→ **Dataset content**:
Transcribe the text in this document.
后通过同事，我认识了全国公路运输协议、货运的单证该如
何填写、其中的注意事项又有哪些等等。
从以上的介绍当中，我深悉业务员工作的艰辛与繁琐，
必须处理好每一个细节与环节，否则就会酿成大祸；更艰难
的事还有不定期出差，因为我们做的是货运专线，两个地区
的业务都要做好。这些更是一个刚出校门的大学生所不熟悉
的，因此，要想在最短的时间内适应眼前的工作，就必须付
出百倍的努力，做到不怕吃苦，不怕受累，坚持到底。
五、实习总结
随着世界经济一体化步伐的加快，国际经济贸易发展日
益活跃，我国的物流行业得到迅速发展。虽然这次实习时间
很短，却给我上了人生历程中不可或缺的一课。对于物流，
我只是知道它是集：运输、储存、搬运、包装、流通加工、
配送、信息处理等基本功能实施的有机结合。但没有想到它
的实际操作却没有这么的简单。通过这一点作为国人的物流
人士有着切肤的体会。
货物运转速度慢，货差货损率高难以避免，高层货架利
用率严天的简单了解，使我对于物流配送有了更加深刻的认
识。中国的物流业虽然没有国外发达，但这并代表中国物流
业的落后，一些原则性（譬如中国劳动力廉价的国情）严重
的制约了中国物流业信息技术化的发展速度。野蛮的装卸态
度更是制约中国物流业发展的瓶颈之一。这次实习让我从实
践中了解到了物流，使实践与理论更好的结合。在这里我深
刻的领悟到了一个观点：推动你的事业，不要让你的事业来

→ **What is required**:
Reproduce every line of the data verbatim.

→ **Solved problem**:
Transcribe the text in this document.
后通过同事，我认识了全国公路运输协议、货运的单证该如
何填写、其中的注意事项又有哪些等等。
从以上的介绍当中，我深悉业务员工作的艰辛与繁琐，
必须处理好每一个细节与环节，否则就会酿成大祸；更艰难
的事还有不定期出差，因为我们做的是货运专线，两个地区
的业务都要做好。这些更是一个刚出校门的大学生所不熟悉
的，因此，要想在最短的时间内适应眼前的工作，就必须付
出百倍的努力，做到不怕吃苦，不怕受累，坚持到底。
五、实习总结
随着世界经济一体化步伐的加快，国际经济贸易发展日
益活跃，我国的物流行业得到迅速发展。虽然这次实习时间
很短，却给我上了人生历程中不可或缺的一课。对于物流，
我只是知道它是集：运输、储存、搬运、包装、流通加工、
配送、信息处理等基本功能实施的有机结合。但没有想到它
的实际操作却没有这么的简单。通过这一点作为国人的物流
人士有着切肤的体会。
货物运转速度慢，货差货损率高难以避免，高层货架利
用率严天的简单了解，使我对于物流配送有了更加深刻的认
识。中国的物流业虽然没有国外发达，但这并代表中国物流
业的落后，一些原则性（譬如中国劳动力廉价的国情）严重
的制约了中国物流业信息技术化的发展速度。野蛮的装卸态
度更是制约中国物流业发展的瓶颈之一。这次实习让我从实
践中了解到了物流，使实践与理论更好的结合。在这里我深
刻的领悟到了一个观点：推动你的事业，不要让你的事业来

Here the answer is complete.